Goal >>
All material below is to be reproduced exactly.
————————
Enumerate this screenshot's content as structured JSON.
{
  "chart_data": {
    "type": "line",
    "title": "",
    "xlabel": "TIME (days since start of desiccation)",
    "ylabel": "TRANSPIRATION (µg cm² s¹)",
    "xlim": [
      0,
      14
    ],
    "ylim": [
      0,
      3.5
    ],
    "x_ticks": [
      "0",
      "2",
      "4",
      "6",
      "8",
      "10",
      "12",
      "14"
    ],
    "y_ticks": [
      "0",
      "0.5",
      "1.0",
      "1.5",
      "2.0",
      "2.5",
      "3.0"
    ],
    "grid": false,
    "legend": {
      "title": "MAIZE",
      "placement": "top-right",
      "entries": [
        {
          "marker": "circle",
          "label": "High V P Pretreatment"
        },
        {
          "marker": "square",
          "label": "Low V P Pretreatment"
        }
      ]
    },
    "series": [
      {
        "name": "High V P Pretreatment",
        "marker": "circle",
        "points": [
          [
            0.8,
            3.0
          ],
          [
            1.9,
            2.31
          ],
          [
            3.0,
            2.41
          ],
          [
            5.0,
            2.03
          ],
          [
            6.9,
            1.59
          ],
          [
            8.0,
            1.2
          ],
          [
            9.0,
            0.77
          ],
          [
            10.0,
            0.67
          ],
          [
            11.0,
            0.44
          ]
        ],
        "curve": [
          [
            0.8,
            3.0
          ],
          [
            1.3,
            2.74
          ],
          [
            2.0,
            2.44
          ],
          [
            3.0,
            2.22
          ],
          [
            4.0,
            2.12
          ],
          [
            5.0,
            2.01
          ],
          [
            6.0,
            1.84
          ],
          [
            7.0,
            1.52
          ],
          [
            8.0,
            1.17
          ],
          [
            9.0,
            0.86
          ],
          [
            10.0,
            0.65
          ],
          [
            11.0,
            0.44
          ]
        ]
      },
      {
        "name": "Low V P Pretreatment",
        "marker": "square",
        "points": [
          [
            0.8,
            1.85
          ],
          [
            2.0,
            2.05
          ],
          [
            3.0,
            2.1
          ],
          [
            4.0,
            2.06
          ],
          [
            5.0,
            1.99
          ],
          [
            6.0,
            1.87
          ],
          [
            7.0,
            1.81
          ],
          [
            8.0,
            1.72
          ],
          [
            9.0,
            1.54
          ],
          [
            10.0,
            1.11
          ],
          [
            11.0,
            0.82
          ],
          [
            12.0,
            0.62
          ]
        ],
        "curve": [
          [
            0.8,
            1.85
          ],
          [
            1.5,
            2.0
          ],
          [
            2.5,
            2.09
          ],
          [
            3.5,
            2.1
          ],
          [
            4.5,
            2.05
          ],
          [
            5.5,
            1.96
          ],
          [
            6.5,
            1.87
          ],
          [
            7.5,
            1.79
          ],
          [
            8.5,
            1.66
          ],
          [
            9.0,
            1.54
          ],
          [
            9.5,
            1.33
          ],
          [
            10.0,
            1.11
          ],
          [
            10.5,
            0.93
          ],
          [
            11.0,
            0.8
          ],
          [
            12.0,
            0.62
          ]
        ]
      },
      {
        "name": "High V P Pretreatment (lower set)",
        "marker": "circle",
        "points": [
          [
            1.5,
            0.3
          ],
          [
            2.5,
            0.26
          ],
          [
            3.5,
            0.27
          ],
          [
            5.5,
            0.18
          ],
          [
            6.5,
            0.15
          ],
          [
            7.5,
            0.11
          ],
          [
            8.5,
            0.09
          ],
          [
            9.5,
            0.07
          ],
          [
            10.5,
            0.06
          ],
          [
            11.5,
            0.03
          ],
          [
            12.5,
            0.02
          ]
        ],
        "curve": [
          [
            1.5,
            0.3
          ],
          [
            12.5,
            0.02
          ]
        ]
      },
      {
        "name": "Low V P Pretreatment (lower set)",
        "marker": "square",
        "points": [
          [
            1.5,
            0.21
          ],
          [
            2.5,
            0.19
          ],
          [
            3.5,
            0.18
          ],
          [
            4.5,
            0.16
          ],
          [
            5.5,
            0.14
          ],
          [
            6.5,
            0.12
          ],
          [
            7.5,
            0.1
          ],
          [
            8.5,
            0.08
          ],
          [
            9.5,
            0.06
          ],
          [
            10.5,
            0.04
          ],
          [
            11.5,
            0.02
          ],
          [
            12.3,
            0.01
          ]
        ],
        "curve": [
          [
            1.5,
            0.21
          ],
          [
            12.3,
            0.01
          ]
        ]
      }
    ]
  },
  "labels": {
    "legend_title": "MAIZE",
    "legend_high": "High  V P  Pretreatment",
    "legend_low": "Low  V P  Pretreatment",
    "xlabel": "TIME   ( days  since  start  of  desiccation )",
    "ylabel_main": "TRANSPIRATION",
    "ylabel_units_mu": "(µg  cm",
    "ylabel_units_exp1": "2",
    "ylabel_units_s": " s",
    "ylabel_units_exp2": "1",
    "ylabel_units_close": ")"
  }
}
————————
Reply to the task >>
Enumerate this screenshot's content as structured JSON.
{
  "chart_data": {
    "type": "line",
    "title": "",
    "xlabel": "TIME (days since start of desiccation)",
    "ylabel": "TRANSPIRATION (µg cm² s¹)",
    "xlim": [
      0,
      14
    ],
    "ylim": [
      0,
      3.5
    ],
    "x_ticks": [
      "0",
      "2",
      "4",
      "6",
      "8",
      "10",
      "12",
      "14"
    ],
    "y_ticks": [
      "0",
      "0.5",
      "1.0",
      "1.5",
      "2.0",
      "2.5",
      "3.0"
    ],
    "grid": false,
    "legend": {
      "title": "MAIZE",
      "placement": "top-right",
      "entries": [
        {
          "marker": "circle",
          "label": "High V P Pretreatment"
        },
        {
          "marker": "square",
          "label": "Low V P Pretreatment"
        }
      ]
    },
    "series": [
      {
        "name": "High V P Pretreatment",
        "marker": "circle",
        "points": [
          [
            0.8,
            3.0
          ],
          [
            1.9,
            2.31
          ],
          [
            3.0,
            2.41
          ],
          [
            5.0,
            2.03
          ],
          [
            6.9,
            1.59
          ],
          [
            8.0,
            1.2
          ],
          [
            9.0,
            0.77
          ],
          [
            10.0,
            0.67
          ],
          [
            11.0,
            0.44
          ]
        ],
        "curve": [
          [
            0.8,
            3.0
          ],
          [
            1.3,
            2.74
          ],
          [
            2.0,
            2.44
          ],
          [
            3.0,
            2.22
          ],
          [
            4.0,
            2.12
          ],
          [
            5.0,
            2.01
          ],
          [
            6.0,
            1.84
          ],
          [
            7.0,
            1.52
          ],
          [
            8.0,
            1.17
          ],
          [
            9.0,
            0.86
          ],
          [
            10.0,
            0.65
          ],
          [
            11.0,
            0.44
          ]
        ]
      },
      {
        "name": "Low V P Pretreatment",
        "marker": "square",
        "points": [
          [
            0.8,
            1.85
          ],
          [
            2.0,
            2.05
          ],
          [
            3.0,
            2.1
          ],
          [
            4.0,
            2.06
          ],
          [
            5.0,
            1.99
          ],
          [
            6.0,
            1.87
          ],
          [
            7.0,
            1.81
          ],
          [
            8.0,
            1.72
          ],
          [
            9.0,
            1.54
          ],
          [
            10.0,
            1.11
          ],
          [
            11.0,
            0.82
          ],
          [
            12.0,
            0.62
          ]
        ],
        "curve": [
          [
            0.8,
            1.85
          ],
          [
            1.5,
            2.0
          ],
          [
            2.5,
            2.09
          ],
          [
            3.5,
            2.1
          ],
          [
            4.5,
            2.05
          ],
          [
            5.5,
            1.96
          ],
          [
            6.5,
            1.87
          ],
          [
            7.5,
            1.79
          ],
          [
            8.5,
            1.66
          ],
          [
            9.0,
            1.54
          ],
          [
            9.5,
            1.33
          ],
          [
            10.0,
            1.11
          ],
          [
            10.5,
            0.93
          ],
          [
            11.0,
            0.8
          ],
          [
            12.0,
            0.62
          ]
        ]
      },
      {
        "name": "High V P Pretreatment (lower set)",
        "marker": "circle",
        "points": [
          [
            1.5,
            0.3
          ],
          [
            2.5,
            0.26
          ],
          [
            3.5,
            0.27
          ],
          [
            5.5,
            0.18
          ],
          [
            6.5,
            0.15
          ],
          [
            7.5,
            0.11
          ],
          [
            8.5,
            0.09
          ],
          [
            9.5,
            0.07
          ],
          [
            10.5,
            0.06
          ],
          [
            11.5,
            0.03
          ],
          [
            12.5,
            0.02
          ]
        ],
        "curve": [
          [
            1.5,
            0.3
          ],
          [
            12.5,
            0.02
          ]
        ]
      },
      {
        "name": "Low V P Pretreatment (lower set)",
        "marker": "square",
        "points": [
          [
            1.5,
            0.21
          ],
          [
            2.5,
            0.19
          ],
          [
            3.5,
            0.18
          ],
          [
            4.5,
            0.16
          ],
          [
            5.5,
            0.14
          ],
          [
            6.5,
            0.12
          ],
          [
            7.5,
            0.1
          ],
          [
            8.5,
            0.08
          ],
          [
            9.5,
            0.06
          ],
          [
            10.5,
            0.04
          ],
          [
            11.5,
            0.02
          ],
          [
            12.3,
            0.01
          ]
        ],
        "curve": [
          [
            1.5,
            0.21
          ],
          [
            12.3,
            0.01
          ]
        ]
      }
    ]
  },
  "labels": {
    "legend_title": "MAIZE",
    "legend_high": "High  V P  Pretreatment",
    "legend_low": "Low  V P  Pretreatment",
    "xlabel": "TIME   ( days  since  start  of  desiccation )",
    "ylabel_main": "TRANSPIRATION",
    "ylabel_units_mu": "(µg  cm",
    "ylabel_units_exp1": "2",
    "ylabel_units_s": " s",
    "ylabel_units_exp2": "1",
    "ylabel_units_close": ")"
  }
}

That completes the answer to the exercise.